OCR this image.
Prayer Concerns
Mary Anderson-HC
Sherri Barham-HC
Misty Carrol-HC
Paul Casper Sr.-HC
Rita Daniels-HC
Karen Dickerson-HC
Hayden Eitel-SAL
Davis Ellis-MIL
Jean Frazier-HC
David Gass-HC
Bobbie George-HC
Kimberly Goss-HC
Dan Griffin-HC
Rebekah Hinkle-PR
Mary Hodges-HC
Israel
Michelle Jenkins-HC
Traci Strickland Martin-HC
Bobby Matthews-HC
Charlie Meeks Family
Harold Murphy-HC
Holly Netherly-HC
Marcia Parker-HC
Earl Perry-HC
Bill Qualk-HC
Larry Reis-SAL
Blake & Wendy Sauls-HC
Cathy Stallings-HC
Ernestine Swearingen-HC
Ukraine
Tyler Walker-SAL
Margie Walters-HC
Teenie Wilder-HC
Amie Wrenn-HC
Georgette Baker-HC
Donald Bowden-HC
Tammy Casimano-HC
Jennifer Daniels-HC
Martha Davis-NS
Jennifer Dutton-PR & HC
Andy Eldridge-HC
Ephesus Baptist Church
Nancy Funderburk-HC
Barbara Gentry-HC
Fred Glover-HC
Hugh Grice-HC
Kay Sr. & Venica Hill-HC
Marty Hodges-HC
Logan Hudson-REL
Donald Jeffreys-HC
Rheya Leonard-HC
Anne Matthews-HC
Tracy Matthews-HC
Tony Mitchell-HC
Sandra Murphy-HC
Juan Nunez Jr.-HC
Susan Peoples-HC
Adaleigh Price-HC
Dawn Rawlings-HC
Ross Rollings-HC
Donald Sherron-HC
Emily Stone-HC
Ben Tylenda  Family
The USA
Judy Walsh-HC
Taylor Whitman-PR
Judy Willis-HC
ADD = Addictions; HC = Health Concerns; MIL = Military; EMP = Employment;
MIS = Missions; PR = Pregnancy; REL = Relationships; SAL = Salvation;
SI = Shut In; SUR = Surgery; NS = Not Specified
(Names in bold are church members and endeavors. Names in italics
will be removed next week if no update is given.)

- _Problem_
Reproduce each line verbatim.

- _Problem solution_
OCR this image.
Prayer Concerns
Mary Anderson-HC
Sherri Barham-HC
Misty Carrol-HC
Paul Casper Sr.-HC
Rita Daniels-HC
Karen Dickerson-HC
Hayden Eitel-SAL
Davis Ellis-MIL
Jean Frazier-HC
David Gass-HC
Bobbie George-HC
Kimberly Goss-HC
Dan Griffin-HC
Rebekah Hinkle-PR
Mary Hodges-HC
Israel
Michelle Jenkins-HC
Traci Strickland Martin-HC
Bobby Matthews-HC
Charlie Meeks Family
Harold Murphy-HC
Holly Netherly-HC
Marcia Parker-HC
Earl Perry-HC
Bill Qualk-HC
Larry Reis-SAL
Blake & Wendy Sauls-HC
Cathy Stallings-HC
Ernestine Swearingen-HC
Ukraine
Tyler Walker-SAL
Margie Walters-HC
Teenie Wilder-HC
Amie Wrenn-HC
Georgette Baker-HC
Donald Bowden-HC
Tammy Casimano-HC
Jennifer Daniels-HC
Martha Davis-NS
Jennifer Dutton-PR & HC
Andy Eldridge-HC
Ephesus Baptist Church
Nancy Funderburk-HC
Barbara Gentry-HC
Fred Glover-HC
Hugh Grice-HC
Kay Sr. & Venica Hill-HC
Marty Hodges-HC
Logan Hudson-REL
Donald Jeffreys-HC
Rheya Leonard-HC
Anne Matthews-HC
Tracy Matthews-HC
Tony Mitchell-HC
Sandra Murphy-HC
Juan Nunez Jr.-HC
Susan Peoples-HC
Adaleigh Price-HC
Dawn Rawlings-HC
Ross Rollings-HC
Donald Sherron-HC
Emily Stone-HC
Ben Tylenda  Family
The USA
Judy Walsh-HC
Taylor Whitman-PR
Judy Willis-HC
ADD = Addictions; HC = Health Concerns; MIL = Military; EMP = Employment;
MIS = Missions; PR = Pregnancy; REL = Relationships; SAL = Salvation;
SI = Shut In; SUR = Surgery; NS = Not Specified
(Names in bold are church members and endeavors. Names in italics
will be removed next week if no update is given.)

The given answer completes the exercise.